BRANO
........

Il Comitato ha quindi sottolineato che queste situazioni possono comportare notevoli rischi per la salute e il benessere delle donne, il che è in contrasto con il diritto alla tutela della salute, come garantito dall'articolo 11 della Carta sociale europea. Ne deriva l’accertamento della violazione dell'articolo 11§1 della Carta.
La decisione ha richiamato i precedenti della Corte europea dei diritti dell’uomo, che hanno affermato l’obbligo positivo degli Stati di strutturare il servizio sanitario in modo da non limitare in alcun modo le reali possibilità di ottenere l’aborto, e, per altro verso, di assicurare che l’obiezione di coscienza dei medici non impedisca in concreto l’accesso ai servizi abortivi cui le pazienti hanno diritto (CEDU P.e S. v. Portogallo, 20.10.12; CEDU RR v. Polonia, 20.11.2011; CEDU Tysiac v. Polonia 20.3.2007; CEDU A.B.C. c. Irlanda, 16.12.2010).

........

DATI ARCHIVIATI
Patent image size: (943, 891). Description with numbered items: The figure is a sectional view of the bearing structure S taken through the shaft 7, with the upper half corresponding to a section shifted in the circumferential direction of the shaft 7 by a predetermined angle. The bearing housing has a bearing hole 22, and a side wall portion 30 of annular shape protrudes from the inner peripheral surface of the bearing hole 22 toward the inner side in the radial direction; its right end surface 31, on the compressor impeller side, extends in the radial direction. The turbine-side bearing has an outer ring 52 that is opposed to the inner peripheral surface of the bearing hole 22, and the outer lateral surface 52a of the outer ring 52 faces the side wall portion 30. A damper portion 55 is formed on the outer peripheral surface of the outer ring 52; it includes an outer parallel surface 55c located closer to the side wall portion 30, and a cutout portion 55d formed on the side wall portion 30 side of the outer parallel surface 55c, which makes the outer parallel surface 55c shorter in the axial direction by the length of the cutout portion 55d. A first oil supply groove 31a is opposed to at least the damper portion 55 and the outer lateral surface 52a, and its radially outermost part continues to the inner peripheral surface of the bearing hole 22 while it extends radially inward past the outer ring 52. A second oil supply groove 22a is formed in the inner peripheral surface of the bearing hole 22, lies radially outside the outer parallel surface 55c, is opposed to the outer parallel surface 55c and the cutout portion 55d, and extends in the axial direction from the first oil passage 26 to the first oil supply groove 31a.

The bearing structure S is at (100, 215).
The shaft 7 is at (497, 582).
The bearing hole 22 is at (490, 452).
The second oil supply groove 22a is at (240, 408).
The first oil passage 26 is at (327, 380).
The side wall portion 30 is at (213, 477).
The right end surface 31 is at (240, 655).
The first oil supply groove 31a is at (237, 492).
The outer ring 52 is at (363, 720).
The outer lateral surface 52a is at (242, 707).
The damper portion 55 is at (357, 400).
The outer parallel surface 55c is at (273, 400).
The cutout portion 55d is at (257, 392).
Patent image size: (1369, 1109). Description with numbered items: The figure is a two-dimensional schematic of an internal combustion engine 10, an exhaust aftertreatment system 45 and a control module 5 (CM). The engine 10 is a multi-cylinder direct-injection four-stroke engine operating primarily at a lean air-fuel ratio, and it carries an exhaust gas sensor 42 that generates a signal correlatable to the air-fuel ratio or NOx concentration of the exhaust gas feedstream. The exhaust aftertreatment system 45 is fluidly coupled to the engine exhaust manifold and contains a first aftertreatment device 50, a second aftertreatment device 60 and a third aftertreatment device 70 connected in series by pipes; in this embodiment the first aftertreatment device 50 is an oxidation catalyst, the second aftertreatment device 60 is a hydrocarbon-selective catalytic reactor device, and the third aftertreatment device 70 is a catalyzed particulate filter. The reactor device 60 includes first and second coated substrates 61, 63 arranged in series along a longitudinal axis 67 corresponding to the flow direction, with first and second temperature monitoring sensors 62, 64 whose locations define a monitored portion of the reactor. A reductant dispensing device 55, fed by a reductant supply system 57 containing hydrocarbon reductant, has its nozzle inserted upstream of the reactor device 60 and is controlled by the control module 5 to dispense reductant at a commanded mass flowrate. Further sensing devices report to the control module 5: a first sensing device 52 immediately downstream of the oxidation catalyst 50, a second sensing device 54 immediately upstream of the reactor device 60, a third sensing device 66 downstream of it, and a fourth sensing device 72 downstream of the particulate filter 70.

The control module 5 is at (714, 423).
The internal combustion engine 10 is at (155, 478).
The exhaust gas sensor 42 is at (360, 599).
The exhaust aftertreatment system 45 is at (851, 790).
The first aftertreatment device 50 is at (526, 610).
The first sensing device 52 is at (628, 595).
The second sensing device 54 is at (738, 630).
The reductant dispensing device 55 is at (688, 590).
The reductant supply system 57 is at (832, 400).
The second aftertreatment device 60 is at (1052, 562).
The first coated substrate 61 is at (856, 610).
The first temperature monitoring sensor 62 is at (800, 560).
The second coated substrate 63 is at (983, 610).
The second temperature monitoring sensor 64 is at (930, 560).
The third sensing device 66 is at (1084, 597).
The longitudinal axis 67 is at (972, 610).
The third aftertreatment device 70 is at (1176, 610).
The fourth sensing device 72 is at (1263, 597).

........

Prosegui il brano sulla decisione del Comitato in materia di accesso all'aborto, riprendendo subito dopo l'ultima frase riportata.

RISPOSTA
Sotto un secondo profilo, il ricorso della CGIL aveva lamentato altresì che i medici non obiettori sono discriminati in termini di carico di lavoro, opportunità di carriera e di tutela della salute e della sicurezza, non essendo poste in essere misure appropriate per garantire che tutto il personale medico possano effettivamente esercitare i suoi diritti lavorativi compiutamente e che tali diritti siano realmente accessibili anche al personale medico non obiettore.
Anche sotto tale profilo il ricorso è stato accolto, evidenziando il Comitato europeo che la differenza di trattamento tra medici obiettori e professionisti non obiettori costituisce una discriminazione in violazione dell'articolo 1§2 della Carta.
La decisione invece ha rigettato i capi del ricorso che lamentavano la violazione del divieto di lavoro forzato (risultando decisiva nell’ottica del Comitato la libertà della scelta dell’attività medica), del diritto a giuste e sicure condizioni di lavoro (ma solo in quanto l’organizzazione ricorrente non aveva offerto prove adeguate e analitiche sul punto).
Infine, il Comitato ha condiviso le deduzioni attoree in ordine alla violazione del diritto alla dignità del lavoro dei medici non obiettori.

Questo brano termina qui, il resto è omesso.